• **TASK PROMPT**
Pull out all lines from the listing below in which the word "image" appears.

-- START --

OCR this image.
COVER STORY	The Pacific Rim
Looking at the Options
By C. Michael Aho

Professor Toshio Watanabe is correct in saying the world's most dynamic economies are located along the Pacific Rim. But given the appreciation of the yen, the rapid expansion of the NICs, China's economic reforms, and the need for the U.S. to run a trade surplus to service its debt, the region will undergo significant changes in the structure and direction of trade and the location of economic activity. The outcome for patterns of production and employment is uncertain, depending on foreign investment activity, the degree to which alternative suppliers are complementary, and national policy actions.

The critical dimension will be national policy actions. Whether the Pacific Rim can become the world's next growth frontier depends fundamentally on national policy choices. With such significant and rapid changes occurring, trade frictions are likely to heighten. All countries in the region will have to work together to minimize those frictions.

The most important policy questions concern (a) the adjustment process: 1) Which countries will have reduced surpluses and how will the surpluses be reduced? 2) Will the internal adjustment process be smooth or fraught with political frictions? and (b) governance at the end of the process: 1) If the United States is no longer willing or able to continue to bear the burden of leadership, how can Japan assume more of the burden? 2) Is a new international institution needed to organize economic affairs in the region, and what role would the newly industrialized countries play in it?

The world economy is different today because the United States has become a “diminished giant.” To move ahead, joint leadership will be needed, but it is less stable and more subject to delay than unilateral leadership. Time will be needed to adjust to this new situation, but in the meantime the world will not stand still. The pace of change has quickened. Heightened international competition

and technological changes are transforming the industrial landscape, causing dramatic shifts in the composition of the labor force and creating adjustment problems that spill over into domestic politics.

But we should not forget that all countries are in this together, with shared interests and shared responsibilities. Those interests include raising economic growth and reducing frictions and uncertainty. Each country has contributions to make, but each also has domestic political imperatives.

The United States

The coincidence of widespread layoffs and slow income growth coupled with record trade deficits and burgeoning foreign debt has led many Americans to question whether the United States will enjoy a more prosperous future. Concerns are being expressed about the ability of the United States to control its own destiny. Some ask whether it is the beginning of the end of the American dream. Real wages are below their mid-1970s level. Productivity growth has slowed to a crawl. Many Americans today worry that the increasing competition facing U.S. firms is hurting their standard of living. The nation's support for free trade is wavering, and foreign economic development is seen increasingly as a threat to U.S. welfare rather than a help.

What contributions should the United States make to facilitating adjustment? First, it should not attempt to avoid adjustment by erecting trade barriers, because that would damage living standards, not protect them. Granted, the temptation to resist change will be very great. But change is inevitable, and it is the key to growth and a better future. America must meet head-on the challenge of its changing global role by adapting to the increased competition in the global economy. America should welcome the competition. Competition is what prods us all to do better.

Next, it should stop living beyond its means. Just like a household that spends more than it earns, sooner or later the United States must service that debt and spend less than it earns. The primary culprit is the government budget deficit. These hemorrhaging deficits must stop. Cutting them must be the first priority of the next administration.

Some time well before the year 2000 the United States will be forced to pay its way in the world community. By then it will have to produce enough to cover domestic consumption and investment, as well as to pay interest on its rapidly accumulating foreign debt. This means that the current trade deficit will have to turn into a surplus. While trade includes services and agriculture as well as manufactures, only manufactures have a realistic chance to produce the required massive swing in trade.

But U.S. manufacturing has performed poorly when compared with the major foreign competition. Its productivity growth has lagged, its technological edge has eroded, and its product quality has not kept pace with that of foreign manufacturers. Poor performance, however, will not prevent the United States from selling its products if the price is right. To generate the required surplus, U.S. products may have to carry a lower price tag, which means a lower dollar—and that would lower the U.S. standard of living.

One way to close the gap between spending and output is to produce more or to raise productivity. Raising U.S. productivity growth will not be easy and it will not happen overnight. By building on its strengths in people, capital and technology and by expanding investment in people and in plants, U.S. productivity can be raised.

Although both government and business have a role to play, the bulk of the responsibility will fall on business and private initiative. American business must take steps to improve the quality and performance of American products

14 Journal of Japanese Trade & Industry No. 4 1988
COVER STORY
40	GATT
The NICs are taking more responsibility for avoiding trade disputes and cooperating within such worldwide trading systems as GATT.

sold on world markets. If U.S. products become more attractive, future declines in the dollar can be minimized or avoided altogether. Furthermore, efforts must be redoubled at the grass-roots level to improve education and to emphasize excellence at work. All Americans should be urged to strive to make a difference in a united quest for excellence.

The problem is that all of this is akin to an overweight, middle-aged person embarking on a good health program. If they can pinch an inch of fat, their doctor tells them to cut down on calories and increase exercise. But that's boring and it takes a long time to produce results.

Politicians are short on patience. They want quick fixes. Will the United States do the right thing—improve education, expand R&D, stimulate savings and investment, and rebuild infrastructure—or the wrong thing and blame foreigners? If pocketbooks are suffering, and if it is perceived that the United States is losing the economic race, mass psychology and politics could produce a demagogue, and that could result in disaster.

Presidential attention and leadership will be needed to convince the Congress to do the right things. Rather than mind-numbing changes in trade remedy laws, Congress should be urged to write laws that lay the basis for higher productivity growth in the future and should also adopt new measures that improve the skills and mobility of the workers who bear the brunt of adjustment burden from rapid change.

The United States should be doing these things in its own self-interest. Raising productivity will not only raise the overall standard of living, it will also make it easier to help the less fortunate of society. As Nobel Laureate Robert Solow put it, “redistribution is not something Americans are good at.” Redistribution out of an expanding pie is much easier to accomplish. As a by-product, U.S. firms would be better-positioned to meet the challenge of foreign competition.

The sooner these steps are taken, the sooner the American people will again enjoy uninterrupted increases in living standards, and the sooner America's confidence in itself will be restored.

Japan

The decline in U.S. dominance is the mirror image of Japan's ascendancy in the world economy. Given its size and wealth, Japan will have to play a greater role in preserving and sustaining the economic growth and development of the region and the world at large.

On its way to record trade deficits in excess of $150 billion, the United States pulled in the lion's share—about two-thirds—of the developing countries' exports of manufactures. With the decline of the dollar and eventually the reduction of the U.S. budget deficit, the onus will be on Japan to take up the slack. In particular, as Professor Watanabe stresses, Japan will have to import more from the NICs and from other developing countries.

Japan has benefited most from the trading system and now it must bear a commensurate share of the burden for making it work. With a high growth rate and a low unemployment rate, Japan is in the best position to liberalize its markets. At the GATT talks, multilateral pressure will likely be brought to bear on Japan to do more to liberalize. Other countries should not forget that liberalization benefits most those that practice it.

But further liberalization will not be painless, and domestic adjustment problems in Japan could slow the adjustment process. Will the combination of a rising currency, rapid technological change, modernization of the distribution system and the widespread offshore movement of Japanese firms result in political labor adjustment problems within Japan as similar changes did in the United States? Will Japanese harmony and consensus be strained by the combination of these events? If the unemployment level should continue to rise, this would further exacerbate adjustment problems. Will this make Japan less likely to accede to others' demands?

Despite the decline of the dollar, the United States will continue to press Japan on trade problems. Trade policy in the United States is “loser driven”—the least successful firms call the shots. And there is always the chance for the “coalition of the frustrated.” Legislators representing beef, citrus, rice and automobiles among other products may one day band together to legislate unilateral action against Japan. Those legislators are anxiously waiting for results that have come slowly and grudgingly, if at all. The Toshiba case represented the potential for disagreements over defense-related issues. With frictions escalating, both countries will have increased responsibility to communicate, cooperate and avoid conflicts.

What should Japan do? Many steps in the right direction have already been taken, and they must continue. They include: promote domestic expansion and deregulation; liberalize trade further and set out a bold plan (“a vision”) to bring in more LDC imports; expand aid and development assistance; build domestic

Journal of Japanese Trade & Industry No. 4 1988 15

-- END --

• **FINAL RESULT**
OCR this image.
The decline in U.S. dominance is the mirror image of Japan's ascendancy in the world economy. Given its size and wealth, Japan will have to play a greater role in preserving and sustaining the economic growth and development of the region and the world at large.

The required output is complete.